読解用抜粋 ::
◆ ◆ ◆
福澤諭吉を考える上で、元々蘭学研究の伝統のあった故郷大分の中津藩で幼少期を過ごし、さらに、長崎に遊学して、西洋の学問や医学に触れたことは大きいのである。
また同様に、大隈重信も、肥前佐賀藩に生まれ、朱子学だけではなくて、長崎に遊学して、洋学に志したことは大きいのである。
このように、九州の長崎は、明治維新の志士達の坂本龍馬や岩崎弥太郎の第二の故郷であるだけではなくて、福澤諭吉や大隈重信の立志の地でもあったのである。
そして、福澤諭吉は洋学に志して、さらに大阪の緒方洪庵の適塾にも学び、そして、横浜や江戸に出て、慶應義塾を創るのである。『福翁自伝』においても、長崎や大阪のことは面白く描かれているのであり、また、横浜や江戸のことも様々に描かれている。
◆ ◆ ◆
データセット項目 ::
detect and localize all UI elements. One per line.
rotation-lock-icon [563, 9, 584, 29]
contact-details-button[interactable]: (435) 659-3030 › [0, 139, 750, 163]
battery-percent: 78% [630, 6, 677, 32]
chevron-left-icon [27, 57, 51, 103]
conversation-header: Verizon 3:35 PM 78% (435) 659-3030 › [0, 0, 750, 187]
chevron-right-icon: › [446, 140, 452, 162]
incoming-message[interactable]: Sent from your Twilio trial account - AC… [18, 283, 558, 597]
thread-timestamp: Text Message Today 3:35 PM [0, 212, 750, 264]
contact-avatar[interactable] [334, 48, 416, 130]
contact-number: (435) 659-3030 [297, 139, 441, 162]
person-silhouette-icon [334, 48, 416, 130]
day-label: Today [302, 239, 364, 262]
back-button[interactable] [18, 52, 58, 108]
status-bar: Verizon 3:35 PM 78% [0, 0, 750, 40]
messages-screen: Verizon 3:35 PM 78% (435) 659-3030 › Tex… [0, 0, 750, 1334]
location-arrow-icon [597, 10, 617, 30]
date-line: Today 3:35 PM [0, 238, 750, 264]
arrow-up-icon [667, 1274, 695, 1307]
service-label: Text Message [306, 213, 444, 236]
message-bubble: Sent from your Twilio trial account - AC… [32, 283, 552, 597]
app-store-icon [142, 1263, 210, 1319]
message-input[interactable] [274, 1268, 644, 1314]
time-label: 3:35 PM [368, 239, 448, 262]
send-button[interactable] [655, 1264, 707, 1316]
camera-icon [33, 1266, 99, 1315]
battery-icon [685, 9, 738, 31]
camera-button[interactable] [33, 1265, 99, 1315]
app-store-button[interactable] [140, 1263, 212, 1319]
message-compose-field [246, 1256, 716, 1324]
◆ ◆ ◆
作業指示 ::
(1) 福澤諭吉と長崎についての本文によると、福澤諭吉が大阪で学んだのは誰のどの塾か。
(2) 福澤諭吉と長崎についての本文を、最後の文の後から書き継いでください。

出力結果一覧 ::
(1) 緒方洪庵の適塾である。

(2)
このように、福澤諭吉が洋学の医学を学び、経済学を学び、その他の様々な学問を以って立身出世の道を歩んだことは、その後に続く福澤山脈を考えてゆく上でも非常に大きいのである。
また、大隈重信にしても、二度、総理大臣になり、外務大臣にもなり、通貨円を定め、西暦を定め、日本初の鉄道を開通させるなどの多くの業績があるのである。
このように、明治維新をとってみても、坂本龍馬と福澤諭吉と大隈重信とでは、それぞれに異なった味わいと個性があるものであるが、しかしながら、それぞれに共通する地理的歴史や志や人脈もあるのである。